══ EXERCISE DATA
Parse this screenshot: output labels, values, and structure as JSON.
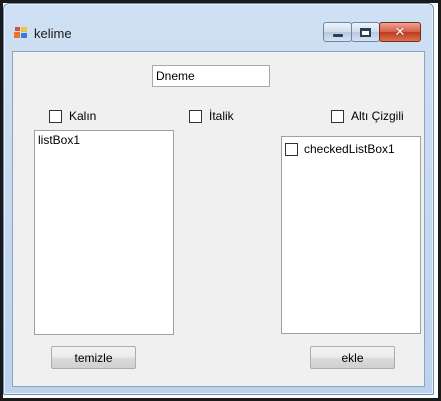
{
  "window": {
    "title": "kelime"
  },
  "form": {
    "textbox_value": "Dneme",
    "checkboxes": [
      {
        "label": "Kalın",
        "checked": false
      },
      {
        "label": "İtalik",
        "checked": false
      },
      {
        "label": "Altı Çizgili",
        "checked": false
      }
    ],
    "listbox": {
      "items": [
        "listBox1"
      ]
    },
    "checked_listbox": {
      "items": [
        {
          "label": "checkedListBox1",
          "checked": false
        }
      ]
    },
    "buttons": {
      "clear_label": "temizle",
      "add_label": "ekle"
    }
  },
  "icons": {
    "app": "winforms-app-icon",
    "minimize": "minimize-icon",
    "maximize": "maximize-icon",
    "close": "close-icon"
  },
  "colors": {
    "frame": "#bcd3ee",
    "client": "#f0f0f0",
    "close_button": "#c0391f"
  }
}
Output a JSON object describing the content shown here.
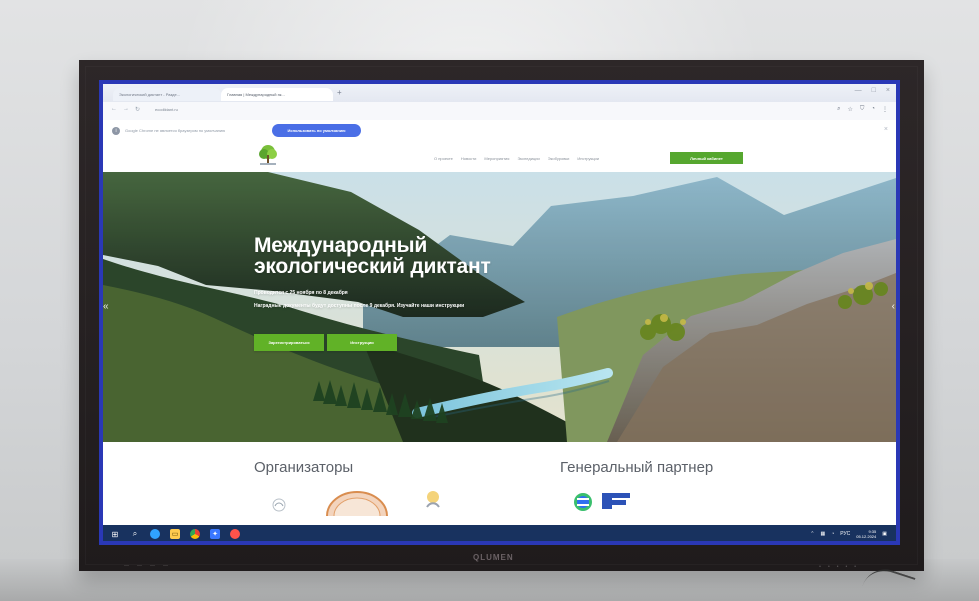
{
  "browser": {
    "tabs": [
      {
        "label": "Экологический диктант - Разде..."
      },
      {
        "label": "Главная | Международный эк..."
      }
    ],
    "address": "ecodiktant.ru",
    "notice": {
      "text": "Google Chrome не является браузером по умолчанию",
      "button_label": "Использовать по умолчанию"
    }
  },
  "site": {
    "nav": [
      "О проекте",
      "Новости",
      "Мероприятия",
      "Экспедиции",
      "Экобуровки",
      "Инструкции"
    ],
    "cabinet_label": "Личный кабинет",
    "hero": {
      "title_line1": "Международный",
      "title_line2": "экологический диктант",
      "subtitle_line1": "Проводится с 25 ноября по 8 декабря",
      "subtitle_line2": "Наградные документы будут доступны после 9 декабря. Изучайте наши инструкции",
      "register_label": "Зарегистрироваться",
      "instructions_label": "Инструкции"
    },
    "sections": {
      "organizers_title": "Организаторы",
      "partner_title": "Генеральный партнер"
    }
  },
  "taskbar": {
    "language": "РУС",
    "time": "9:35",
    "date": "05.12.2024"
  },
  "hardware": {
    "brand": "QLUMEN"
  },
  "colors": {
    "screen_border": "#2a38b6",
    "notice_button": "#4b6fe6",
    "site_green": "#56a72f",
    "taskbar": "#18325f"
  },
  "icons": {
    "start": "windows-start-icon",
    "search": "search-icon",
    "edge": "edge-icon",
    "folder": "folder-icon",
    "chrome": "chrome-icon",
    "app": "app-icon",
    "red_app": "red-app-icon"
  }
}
════
AIM » A faithful copy of the records above is needed, with the pictures left out.

COMPLETED TASK »
Parse this screenshot: output labels, values, and structure as JSON.
{
  "window": {
    "title": "kelime"
  },
  "form": {
    "textbox_value": "Dneme",
    "checkboxes": [
      {
        "label": "Kalın",
        "checked": false
      },
      {
        "label": "İtalik",
        "checked": false
      },
      {
        "label": "Altı Çizgili",
        "checked": false
      }
    ],
    "listbox": {
      "items": [
        "listBox1"
      ]
    },
    "checked_listbox": {
      "items": [
        {
          "label": "checkedListBox1",
          "checked": false
        }
      ]
    },
    "buttons": {
      "clear_label": "temizle",
      "add_label": "ekle"
    }
  },
  "icons": {
    "app": "winforms-app-icon",
    "minimize": "minimize-icon",
    "maximize": "maximize-icon",
    "close": "close-icon"
  },
  "colors": {
    "frame": "#bcd3ee",
    "client": "#f0f0f0",
    "close_button": "#c0391f"
  }
}
Output a JSON object describing the content shown here.
{
  "browser": {
    "tabs": [
      {
        "label": "Экологический диктант - Разде..."
      },
      {
        "label": "Главная | Международный эк..."
      }
    ],
    "address": "ecodiktant.ru",
    "notice": {
      "text": "Google Chrome не является браузером по умолчанию",
      "button_label": "Использовать по умолчанию"
    }
  },
  "site": {
    "nav": [
      "О проекте",
      "Новости",
      "Мероприятия",
      "Экспедиции",
      "Экобуровки",
      "Инструкции"
    ],
    "cabinet_label": "Личный кабинет",
    "hero": {
      "title_line1": "Международный",
      "title_line2": "экологический диктант",
      "subtitle_line1": "Проводится с 25 ноября по 8 декабря",
      "subtitle_line2": "Наградные документы будут доступны после 9 декабря. Изучайте наши инструкции",
      "register_label": "Зарегистрироваться",
      "instructions_label": "Инструкции"
    },
    "sections": {
      "organizers_title": "Организаторы",
      "partner_title": "Генеральный партнер"
    }
  },
  "taskbar": {
    "language": "РУС",
    "time": "9:35",
    "date": "05.12.2024"
  },
  "hardware": {
    "brand": "QLUMEN"
  },
  "colors": {
    "screen_border": "#2a38b6",
    "notice_button": "#4b6fe6",
    "site_green": "#56a72f",
    "taskbar": "#18325f"
  },
  "icons": {
    "start": "windows-start-icon",
    "search": "search-icon",
    "edge": "edge-icon",
    "folder": "folder-icon",
    "chrome": "chrome-icon",
    "app": "app-icon",
    "red_app": "red-app-icon"
  }
}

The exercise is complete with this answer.